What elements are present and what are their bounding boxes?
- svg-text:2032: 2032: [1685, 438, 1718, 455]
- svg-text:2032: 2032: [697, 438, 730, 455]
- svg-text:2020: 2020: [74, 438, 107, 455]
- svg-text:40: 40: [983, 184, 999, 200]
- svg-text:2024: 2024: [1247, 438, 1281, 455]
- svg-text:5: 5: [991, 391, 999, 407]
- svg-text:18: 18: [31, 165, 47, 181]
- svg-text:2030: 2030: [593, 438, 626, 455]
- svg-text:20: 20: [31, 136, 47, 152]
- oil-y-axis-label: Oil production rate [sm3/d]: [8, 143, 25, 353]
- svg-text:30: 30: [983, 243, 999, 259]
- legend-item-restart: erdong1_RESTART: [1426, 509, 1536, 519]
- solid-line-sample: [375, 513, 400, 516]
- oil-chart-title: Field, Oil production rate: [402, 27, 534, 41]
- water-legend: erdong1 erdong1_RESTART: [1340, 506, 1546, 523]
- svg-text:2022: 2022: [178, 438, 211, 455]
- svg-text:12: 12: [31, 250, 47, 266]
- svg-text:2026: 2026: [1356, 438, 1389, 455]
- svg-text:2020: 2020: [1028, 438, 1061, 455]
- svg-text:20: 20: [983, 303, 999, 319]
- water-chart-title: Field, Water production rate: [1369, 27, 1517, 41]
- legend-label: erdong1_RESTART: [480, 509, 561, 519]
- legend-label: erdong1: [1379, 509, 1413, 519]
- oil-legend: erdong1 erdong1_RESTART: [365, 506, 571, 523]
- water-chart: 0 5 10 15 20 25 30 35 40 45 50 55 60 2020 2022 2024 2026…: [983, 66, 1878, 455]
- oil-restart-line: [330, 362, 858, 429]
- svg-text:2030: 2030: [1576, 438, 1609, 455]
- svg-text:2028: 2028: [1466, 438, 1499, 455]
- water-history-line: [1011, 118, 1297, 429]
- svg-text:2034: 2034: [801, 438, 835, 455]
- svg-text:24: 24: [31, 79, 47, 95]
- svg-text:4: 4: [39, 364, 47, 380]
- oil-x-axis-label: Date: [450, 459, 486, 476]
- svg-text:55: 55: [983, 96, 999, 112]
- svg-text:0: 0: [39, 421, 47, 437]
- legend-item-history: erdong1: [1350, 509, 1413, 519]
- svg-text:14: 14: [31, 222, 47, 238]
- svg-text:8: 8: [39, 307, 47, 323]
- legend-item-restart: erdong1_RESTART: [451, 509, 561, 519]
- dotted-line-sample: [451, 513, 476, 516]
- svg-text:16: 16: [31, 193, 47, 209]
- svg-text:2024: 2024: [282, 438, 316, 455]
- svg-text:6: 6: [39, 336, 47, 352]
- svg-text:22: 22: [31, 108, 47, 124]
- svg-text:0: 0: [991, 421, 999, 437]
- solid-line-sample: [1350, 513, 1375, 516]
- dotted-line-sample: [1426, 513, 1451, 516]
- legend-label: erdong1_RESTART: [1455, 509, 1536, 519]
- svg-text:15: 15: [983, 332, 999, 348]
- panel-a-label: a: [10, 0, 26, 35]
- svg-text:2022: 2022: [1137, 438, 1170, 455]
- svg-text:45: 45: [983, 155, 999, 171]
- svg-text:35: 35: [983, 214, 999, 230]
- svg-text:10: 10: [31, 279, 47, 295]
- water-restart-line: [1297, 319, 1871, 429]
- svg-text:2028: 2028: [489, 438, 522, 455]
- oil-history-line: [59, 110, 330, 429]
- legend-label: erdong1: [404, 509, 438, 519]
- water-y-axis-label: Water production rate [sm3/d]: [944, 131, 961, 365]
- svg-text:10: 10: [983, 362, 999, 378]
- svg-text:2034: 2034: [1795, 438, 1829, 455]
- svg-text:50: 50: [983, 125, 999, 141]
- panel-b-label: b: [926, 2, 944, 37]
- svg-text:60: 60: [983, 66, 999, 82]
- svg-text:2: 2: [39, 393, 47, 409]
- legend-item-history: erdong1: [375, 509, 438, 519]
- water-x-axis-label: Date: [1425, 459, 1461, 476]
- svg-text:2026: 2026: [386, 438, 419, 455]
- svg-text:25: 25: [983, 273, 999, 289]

******************************

- _TASK GOAL_
Report each line from the entries above that contains the string "chart", copying every such line in full.

- _RESPONSE TO THIS TASK_
- oil-chart-title: Field, Oil production rate: [402, 27, 534, 41]
- water-chart-title: Field, Water production rate: [1369, 27, 1517, 41]
- water-chart: 0 5 10 15 20 25 30 35 40 45 50 55 60 2020 2022 2024 2026…: [983, 66, 1878, 455]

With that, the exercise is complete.